### Material for this exercise ###

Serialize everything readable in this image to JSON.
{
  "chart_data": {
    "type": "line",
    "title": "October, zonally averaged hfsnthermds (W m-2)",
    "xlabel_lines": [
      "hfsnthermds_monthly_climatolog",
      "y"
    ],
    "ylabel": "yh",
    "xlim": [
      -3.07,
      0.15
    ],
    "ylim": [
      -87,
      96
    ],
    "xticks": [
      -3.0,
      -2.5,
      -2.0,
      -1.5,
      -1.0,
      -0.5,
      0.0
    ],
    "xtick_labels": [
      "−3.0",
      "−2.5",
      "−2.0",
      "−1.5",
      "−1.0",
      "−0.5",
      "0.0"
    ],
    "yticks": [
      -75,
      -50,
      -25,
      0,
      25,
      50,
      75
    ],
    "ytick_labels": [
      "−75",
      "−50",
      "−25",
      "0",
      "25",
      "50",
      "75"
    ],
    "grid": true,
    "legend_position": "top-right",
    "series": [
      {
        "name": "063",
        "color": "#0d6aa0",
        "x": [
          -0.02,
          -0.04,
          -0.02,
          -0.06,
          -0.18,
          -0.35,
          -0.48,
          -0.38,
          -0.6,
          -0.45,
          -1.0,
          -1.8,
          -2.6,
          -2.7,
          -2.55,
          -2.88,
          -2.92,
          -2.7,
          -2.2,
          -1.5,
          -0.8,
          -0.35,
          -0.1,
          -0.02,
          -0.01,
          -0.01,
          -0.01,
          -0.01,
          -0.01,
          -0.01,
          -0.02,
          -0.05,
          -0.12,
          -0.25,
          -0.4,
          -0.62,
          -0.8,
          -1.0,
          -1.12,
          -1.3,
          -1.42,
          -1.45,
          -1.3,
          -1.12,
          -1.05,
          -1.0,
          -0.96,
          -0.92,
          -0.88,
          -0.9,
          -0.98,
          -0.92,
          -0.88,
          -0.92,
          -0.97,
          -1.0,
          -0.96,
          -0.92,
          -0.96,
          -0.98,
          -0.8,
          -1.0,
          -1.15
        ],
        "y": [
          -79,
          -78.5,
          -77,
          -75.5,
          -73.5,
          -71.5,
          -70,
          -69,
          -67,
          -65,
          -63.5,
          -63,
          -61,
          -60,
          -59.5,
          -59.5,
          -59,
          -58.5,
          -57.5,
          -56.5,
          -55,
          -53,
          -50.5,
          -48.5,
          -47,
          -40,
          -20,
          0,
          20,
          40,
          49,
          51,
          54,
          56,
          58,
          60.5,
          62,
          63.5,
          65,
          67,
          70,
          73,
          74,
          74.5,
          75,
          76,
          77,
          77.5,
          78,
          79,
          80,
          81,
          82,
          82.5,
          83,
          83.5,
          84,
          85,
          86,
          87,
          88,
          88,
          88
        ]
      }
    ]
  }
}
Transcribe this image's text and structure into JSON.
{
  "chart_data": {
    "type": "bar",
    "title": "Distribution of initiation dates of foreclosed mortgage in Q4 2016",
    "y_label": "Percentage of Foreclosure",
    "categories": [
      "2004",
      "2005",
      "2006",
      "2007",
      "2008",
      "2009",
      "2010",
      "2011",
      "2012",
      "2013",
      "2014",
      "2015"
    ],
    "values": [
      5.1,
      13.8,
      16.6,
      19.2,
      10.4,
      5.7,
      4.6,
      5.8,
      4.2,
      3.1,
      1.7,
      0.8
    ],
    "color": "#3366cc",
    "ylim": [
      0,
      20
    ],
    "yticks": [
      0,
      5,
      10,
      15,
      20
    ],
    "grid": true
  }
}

###

▶ _Task statement_: Identify all lines in the records above with the word "JSON".

▶ _Reply to the exercise_:
Serialize everything readable in this image to JSON.
Transcribe this image's text and structure into JSON.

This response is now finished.